[Data items]
start

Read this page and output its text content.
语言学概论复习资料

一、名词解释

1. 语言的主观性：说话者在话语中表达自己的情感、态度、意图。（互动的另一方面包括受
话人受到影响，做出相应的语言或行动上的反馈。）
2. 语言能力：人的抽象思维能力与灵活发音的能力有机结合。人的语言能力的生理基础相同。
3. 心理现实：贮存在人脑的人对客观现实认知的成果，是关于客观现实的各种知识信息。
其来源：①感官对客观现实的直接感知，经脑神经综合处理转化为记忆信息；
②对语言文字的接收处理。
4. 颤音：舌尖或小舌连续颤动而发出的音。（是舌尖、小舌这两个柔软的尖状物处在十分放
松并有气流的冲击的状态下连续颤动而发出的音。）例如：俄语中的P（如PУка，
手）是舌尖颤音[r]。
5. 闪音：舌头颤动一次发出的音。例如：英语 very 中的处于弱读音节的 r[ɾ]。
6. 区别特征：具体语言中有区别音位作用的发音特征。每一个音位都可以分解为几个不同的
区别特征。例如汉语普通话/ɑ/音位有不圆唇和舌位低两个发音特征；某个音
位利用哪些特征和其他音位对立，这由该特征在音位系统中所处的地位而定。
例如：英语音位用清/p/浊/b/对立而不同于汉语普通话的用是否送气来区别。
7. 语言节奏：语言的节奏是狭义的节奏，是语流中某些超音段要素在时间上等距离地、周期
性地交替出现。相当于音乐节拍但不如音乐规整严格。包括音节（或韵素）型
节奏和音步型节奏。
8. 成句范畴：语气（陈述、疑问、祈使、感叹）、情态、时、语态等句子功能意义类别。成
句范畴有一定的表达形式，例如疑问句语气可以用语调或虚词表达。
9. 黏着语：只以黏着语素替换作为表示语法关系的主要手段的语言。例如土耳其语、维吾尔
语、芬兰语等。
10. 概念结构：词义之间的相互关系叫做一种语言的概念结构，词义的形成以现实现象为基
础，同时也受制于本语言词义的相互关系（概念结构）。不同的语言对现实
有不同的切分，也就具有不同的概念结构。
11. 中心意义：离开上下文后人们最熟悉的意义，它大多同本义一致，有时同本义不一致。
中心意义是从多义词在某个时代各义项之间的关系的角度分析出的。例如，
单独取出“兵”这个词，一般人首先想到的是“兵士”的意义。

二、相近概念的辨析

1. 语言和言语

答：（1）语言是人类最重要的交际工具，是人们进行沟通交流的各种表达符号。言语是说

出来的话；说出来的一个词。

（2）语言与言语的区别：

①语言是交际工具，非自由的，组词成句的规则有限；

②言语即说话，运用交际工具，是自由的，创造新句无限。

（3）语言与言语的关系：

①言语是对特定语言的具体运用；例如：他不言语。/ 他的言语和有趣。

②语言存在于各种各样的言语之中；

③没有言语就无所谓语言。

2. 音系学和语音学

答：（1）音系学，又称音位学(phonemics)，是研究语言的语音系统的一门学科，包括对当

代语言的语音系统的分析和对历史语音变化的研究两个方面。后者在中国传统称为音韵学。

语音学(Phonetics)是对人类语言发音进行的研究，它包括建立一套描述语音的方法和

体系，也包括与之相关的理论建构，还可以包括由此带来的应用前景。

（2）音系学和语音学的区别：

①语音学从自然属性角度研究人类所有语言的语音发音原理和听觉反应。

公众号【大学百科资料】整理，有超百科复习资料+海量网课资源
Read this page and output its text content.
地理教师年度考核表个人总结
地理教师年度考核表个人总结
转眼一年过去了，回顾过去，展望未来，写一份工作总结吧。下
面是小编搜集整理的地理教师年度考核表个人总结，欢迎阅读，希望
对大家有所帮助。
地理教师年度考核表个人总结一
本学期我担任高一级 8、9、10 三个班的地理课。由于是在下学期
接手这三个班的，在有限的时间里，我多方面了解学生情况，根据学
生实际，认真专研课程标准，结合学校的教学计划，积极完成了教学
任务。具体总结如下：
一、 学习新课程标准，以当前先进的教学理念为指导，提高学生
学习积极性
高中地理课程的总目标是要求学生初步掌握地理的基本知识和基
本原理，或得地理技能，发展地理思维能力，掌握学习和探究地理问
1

end
start

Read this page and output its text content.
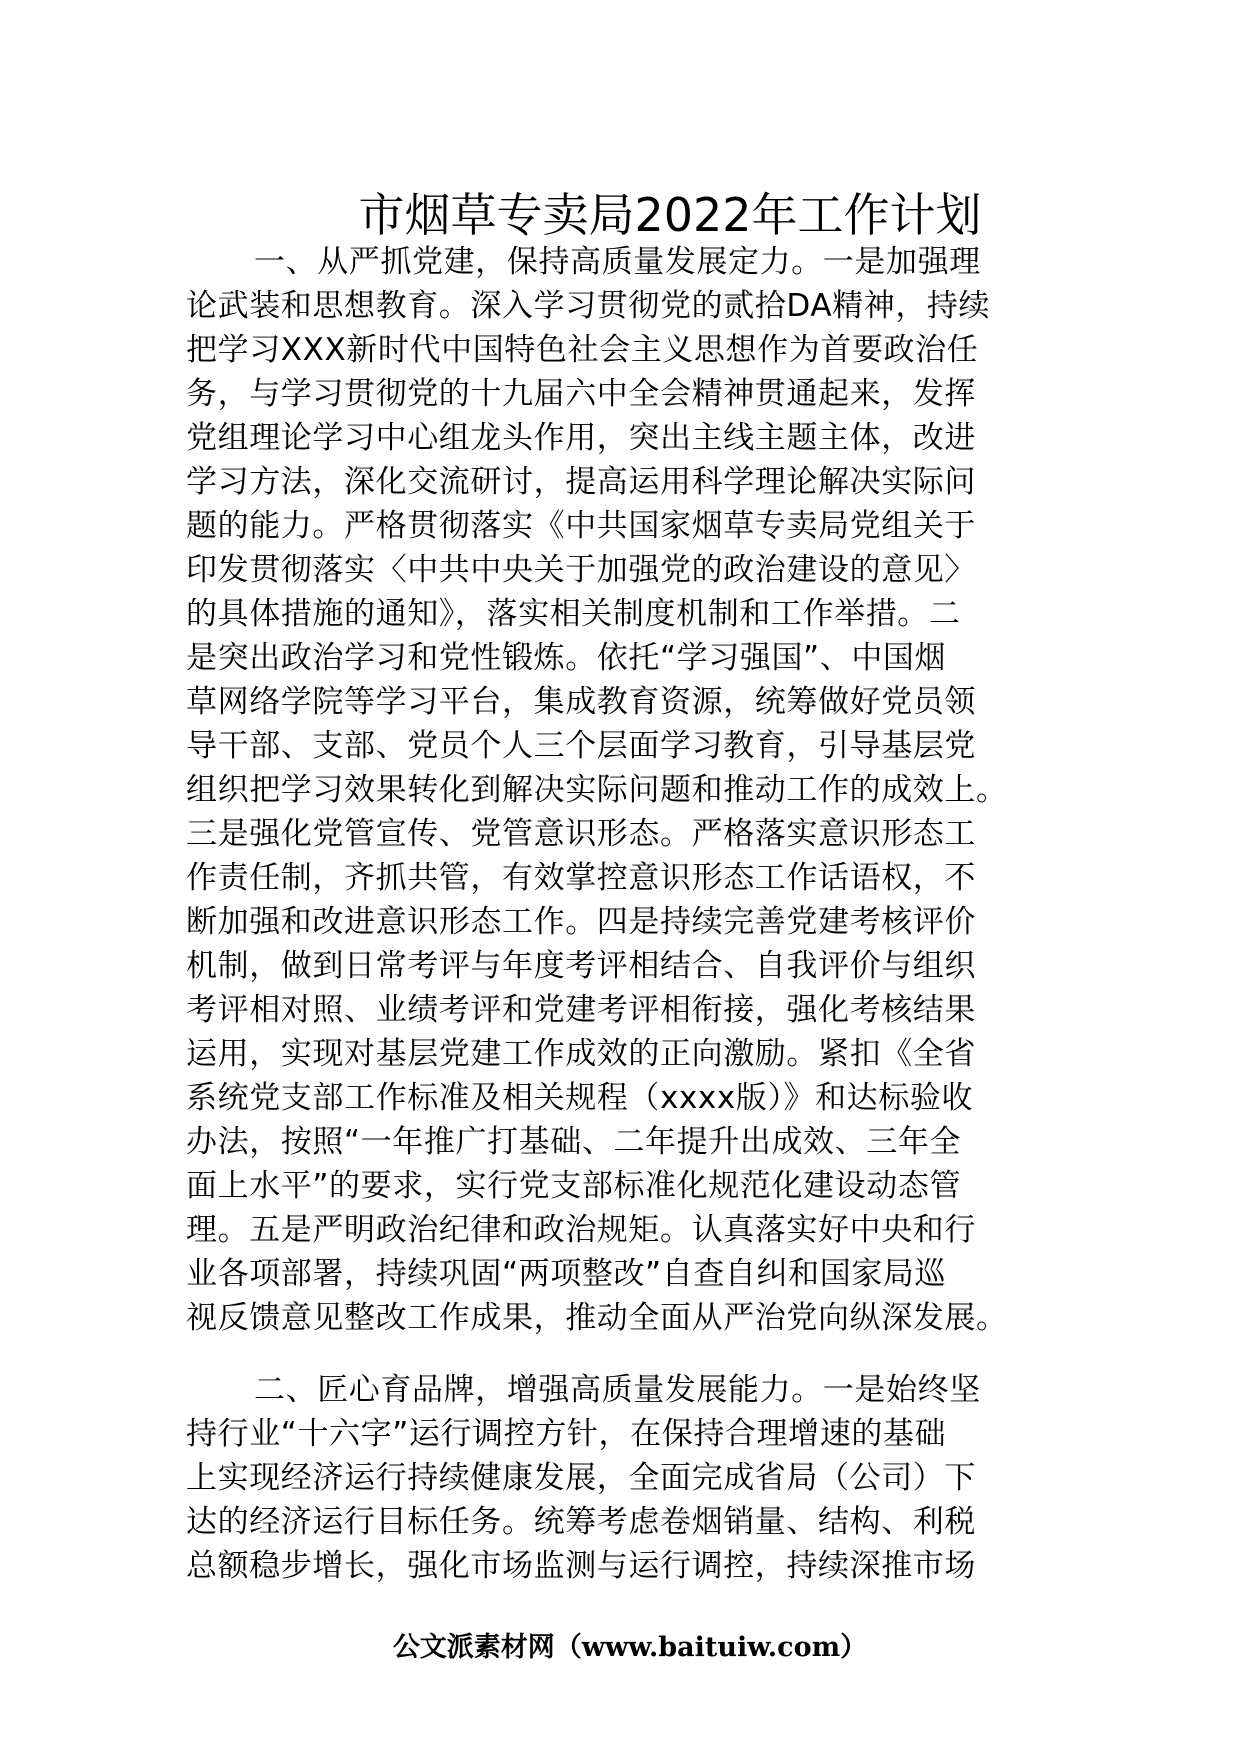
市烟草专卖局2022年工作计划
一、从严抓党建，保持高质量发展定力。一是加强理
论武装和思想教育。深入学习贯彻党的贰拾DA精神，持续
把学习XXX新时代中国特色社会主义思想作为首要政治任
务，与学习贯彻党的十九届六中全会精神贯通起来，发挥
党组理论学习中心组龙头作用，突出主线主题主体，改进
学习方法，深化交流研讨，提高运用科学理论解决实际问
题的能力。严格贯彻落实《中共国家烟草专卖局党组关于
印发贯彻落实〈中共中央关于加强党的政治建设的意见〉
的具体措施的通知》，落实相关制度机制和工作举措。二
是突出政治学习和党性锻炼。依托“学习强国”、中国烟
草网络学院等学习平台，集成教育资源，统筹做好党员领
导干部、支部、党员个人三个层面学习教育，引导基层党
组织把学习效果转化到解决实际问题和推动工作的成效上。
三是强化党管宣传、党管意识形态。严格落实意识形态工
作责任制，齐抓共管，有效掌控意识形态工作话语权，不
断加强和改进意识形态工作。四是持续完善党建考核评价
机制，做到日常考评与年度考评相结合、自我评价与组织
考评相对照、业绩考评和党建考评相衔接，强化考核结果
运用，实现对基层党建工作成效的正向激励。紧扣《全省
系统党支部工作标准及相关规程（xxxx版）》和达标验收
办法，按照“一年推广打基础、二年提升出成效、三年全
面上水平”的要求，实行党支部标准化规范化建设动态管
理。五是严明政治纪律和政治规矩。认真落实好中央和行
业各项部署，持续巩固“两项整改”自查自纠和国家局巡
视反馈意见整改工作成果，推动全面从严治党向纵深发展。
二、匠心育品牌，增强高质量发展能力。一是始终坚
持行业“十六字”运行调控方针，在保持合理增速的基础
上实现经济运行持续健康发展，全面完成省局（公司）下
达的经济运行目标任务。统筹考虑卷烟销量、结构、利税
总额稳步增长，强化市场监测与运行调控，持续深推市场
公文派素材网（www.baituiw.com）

end

## Aim
Work out how many lines of the listing above include "区别特征". Answer with the number and nothing more.

## Complete response
2